===== Entries supplied
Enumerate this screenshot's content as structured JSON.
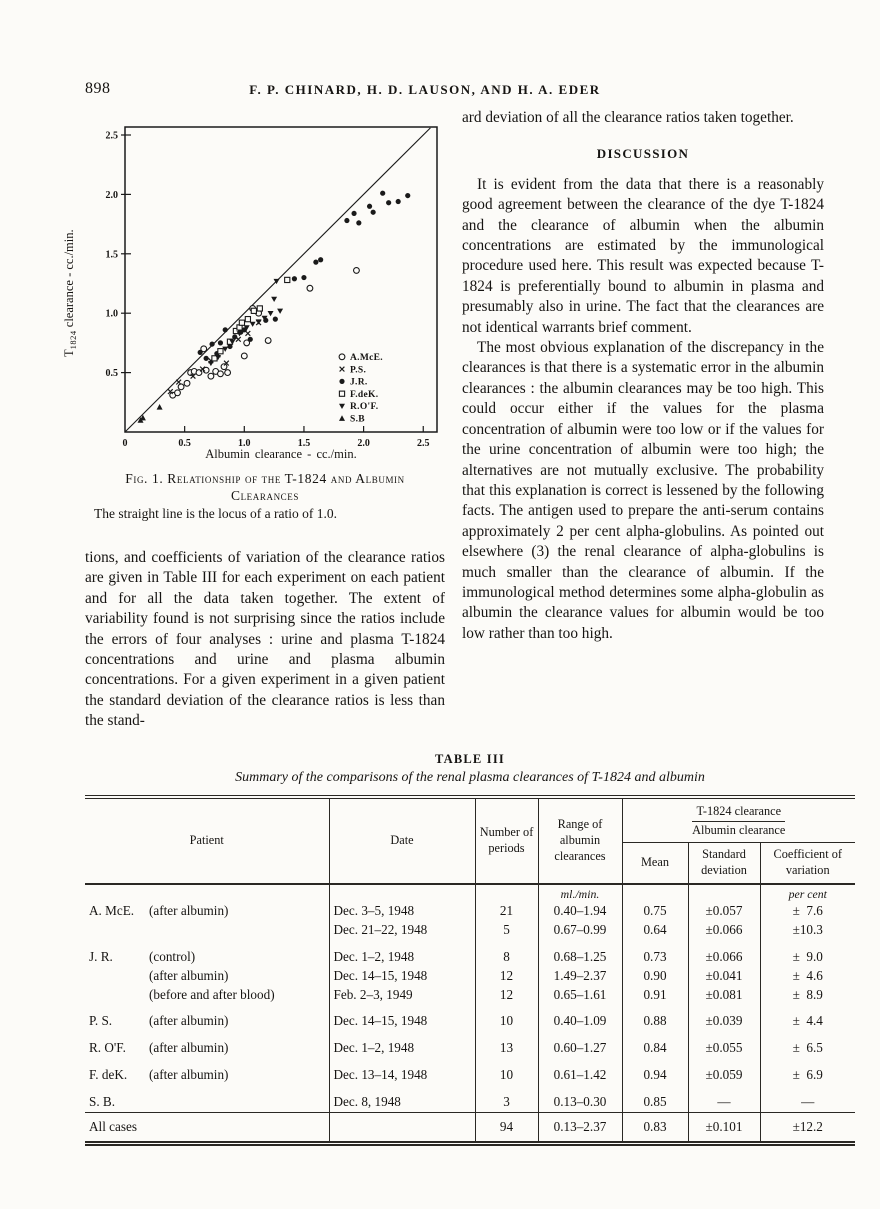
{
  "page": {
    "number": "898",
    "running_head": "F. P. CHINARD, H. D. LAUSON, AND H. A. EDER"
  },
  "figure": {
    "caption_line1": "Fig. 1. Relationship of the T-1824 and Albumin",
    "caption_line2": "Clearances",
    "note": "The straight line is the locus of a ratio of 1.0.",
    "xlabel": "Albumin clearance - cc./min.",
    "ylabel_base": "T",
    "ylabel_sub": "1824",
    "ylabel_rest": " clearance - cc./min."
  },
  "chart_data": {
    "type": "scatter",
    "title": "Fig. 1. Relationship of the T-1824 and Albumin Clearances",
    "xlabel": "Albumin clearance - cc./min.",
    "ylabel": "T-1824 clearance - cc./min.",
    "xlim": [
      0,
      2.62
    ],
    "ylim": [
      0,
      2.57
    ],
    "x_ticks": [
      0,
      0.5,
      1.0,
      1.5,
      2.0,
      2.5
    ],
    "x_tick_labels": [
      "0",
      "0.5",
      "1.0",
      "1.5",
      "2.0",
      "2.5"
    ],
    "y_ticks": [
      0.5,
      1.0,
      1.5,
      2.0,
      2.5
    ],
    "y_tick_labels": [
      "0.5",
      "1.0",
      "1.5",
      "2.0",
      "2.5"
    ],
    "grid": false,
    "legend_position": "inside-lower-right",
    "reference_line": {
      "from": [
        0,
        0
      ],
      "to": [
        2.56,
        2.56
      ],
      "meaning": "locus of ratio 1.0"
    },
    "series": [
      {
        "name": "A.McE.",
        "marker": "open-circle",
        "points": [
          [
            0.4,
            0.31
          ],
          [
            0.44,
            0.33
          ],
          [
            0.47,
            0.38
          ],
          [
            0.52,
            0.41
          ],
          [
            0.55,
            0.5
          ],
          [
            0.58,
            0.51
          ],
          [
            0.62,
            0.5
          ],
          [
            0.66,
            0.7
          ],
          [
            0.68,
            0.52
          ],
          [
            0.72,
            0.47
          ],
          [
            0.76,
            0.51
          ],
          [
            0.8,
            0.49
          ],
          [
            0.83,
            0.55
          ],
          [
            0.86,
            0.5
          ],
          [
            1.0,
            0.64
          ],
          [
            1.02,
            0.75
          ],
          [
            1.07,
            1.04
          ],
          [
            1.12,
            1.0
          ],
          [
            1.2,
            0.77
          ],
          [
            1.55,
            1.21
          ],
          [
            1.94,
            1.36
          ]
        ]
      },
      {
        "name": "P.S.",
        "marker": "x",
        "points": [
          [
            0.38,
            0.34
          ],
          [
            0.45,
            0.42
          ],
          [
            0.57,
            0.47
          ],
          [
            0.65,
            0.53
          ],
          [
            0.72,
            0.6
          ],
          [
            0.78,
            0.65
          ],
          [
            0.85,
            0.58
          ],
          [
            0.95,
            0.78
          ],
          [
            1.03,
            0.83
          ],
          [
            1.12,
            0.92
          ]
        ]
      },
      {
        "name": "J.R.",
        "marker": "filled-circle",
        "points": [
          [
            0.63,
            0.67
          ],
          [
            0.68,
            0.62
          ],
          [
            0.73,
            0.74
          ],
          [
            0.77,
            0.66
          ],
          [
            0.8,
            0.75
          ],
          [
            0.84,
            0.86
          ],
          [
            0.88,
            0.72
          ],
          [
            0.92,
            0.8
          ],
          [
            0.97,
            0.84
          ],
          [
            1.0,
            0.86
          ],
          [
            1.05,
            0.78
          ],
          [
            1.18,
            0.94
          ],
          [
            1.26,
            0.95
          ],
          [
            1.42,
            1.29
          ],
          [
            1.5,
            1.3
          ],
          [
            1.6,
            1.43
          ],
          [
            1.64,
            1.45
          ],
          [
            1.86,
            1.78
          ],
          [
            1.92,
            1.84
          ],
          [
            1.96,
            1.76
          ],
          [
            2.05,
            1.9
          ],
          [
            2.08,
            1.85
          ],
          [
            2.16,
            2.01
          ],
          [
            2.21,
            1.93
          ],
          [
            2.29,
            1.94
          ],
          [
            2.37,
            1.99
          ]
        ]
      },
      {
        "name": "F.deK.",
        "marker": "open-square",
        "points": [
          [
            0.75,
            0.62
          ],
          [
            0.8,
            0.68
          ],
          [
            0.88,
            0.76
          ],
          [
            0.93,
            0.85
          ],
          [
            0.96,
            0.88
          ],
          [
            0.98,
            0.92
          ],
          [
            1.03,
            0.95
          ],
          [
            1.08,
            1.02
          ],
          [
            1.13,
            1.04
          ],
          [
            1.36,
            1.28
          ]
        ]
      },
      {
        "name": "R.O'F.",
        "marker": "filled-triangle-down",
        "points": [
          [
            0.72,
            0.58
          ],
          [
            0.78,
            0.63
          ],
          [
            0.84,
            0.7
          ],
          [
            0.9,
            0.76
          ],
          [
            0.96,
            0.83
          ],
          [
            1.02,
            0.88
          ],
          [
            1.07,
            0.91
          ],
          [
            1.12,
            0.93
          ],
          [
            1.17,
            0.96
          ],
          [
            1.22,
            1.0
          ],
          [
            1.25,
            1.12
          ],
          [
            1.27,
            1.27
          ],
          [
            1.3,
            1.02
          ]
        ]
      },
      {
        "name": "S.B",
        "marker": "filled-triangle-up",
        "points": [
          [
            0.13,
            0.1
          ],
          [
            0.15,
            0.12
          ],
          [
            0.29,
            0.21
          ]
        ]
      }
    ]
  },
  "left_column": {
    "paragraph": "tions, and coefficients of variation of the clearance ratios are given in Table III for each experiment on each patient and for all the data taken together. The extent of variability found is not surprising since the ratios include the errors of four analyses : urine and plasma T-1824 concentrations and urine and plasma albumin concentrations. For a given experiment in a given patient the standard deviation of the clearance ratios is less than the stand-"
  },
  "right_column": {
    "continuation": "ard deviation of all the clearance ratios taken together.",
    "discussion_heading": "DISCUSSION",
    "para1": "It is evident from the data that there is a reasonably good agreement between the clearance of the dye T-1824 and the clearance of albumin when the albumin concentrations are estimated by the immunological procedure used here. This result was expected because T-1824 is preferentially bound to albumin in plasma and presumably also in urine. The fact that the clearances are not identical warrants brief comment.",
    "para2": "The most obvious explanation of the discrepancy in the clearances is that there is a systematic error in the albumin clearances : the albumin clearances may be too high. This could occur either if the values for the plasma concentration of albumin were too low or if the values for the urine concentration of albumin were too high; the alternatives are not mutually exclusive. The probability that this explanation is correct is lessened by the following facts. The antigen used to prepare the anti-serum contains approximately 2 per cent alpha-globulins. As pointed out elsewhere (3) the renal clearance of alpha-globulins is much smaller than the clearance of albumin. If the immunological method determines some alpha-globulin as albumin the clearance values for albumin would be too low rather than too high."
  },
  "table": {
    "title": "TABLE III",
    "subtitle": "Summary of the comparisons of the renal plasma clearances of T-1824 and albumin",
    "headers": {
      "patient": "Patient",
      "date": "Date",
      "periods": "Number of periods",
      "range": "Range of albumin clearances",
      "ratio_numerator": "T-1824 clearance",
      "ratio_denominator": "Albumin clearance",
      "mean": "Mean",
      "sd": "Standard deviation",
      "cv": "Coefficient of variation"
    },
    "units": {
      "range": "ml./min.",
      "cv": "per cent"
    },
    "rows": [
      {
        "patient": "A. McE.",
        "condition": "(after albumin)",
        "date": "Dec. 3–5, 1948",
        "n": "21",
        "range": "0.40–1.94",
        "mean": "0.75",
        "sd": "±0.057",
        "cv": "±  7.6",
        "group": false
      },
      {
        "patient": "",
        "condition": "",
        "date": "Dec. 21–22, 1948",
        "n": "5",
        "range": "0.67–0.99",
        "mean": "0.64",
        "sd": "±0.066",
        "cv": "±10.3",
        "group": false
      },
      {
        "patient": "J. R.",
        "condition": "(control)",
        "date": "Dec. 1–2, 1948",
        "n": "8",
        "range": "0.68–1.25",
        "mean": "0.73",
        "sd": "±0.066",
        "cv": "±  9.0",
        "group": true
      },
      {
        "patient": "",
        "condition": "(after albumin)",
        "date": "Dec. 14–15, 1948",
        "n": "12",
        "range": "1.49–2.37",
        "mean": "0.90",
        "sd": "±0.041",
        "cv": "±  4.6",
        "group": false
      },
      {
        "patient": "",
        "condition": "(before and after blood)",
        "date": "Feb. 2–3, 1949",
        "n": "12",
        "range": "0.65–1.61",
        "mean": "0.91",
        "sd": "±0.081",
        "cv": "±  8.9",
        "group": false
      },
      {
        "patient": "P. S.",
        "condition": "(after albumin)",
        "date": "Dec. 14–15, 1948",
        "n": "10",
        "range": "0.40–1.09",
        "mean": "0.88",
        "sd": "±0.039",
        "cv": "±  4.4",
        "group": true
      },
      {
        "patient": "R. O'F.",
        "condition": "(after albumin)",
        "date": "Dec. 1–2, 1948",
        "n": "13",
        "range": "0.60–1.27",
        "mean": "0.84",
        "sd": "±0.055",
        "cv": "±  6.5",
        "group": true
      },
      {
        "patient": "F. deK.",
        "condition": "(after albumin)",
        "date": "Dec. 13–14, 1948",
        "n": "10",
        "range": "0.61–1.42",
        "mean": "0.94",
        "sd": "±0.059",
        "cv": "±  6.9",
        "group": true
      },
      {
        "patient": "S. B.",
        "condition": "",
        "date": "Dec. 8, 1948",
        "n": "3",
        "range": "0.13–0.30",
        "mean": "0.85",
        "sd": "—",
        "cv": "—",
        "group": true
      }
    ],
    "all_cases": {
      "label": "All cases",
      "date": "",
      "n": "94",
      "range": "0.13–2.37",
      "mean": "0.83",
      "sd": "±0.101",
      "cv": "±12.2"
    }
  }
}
==========
Written exercise:
From the listing above, collect each line in which the string "filled" appears.

Response:
        "marker": "filled-circle",
        "marker": "filled-triangle-down",
        "marker": "filled-triangle-up",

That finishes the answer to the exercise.